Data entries
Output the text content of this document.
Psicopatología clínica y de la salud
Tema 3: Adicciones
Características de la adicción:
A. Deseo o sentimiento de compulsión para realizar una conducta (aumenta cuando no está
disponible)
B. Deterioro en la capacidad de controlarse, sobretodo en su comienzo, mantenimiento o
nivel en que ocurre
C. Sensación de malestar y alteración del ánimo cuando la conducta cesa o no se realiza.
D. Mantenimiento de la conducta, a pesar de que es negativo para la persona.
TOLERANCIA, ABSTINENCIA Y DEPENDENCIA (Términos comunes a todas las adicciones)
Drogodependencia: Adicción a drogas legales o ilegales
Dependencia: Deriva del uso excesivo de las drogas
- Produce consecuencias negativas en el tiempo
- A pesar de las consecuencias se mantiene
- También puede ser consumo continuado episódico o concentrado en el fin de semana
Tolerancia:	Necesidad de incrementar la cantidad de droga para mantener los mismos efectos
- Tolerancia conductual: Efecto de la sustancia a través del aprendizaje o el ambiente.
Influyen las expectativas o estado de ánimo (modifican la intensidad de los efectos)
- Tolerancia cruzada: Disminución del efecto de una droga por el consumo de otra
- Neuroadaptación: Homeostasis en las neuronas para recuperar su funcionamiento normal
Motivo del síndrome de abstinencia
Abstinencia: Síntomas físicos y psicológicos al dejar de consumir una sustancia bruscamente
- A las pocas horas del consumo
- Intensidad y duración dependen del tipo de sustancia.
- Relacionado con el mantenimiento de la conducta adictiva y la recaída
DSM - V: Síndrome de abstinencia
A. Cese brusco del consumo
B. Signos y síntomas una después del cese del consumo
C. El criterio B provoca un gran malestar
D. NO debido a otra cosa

● **Exercise directions**
Print the entries exactly. Include every one.

● **Response to the exercise**
Output the text content of this document.
Psicopatología clínica y de la salud
Tema 3: Adicciones
Características de la adicción:
A. Deseo o sentimiento de compulsión para realizar una conducta (aumenta cuando no está
disponible)
B. Deterioro en la capacidad de controlarse, sobretodo en su comienzo, mantenimiento o
nivel en que ocurre
C. Sensación de malestar y alteración del ánimo cuando la conducta cesa o no se realiza.
D. Mantenimiento de la conducta, a pesar de que es negativo para la persona.
TOLERANCIA, ABSTINENCIA Y DEPENDENCIA (Términos comunes a todas las adicciones)
Drogodependencia: Adicción a drogas legales o ilegales
Dependencia: Deriva del uso excesivo de las drogas
- Produce consecuencias negativas en el tiempo
- A pesar de las consecuencias se mantiene
- También puede ser consumo continuado episódico o concentrado en el fin de semana
Tolerancia:	Necesidad de incrementar la cantidad de droga para mantener los mismos efectos
- Tolerancia conductual: Efecto de la sustancia a través del aprendizaje o el ambiente.
Influyen las expectativas o estado de ánimo (modifican la intensidad de los efectos)
- Tolerancia cruzada: Disminución del efecto de una droga por el consumo de otra
- Neuroadaptación: Homeostasis en las neuronas para recuperar su funcionamiento normal
Motivo del síndrome de abstinencia
Abstinencia: Síntomas físicos y psicológicos al dejar de consumir una sustancia bruscamente
- A las pocas horas del consumo
- Intensidad y duración dependen del tipo de sustancia.
- Relacionado con el mantenimiento de la conducta adictiva y la recaída
DSM - V: Síndrome de abstinencia
A. Cese brusco del consumo
B. Signos y síntomas una después del cese del consumo
C. El criterio B provoca un gran malestar
D. NO debido a otra cosa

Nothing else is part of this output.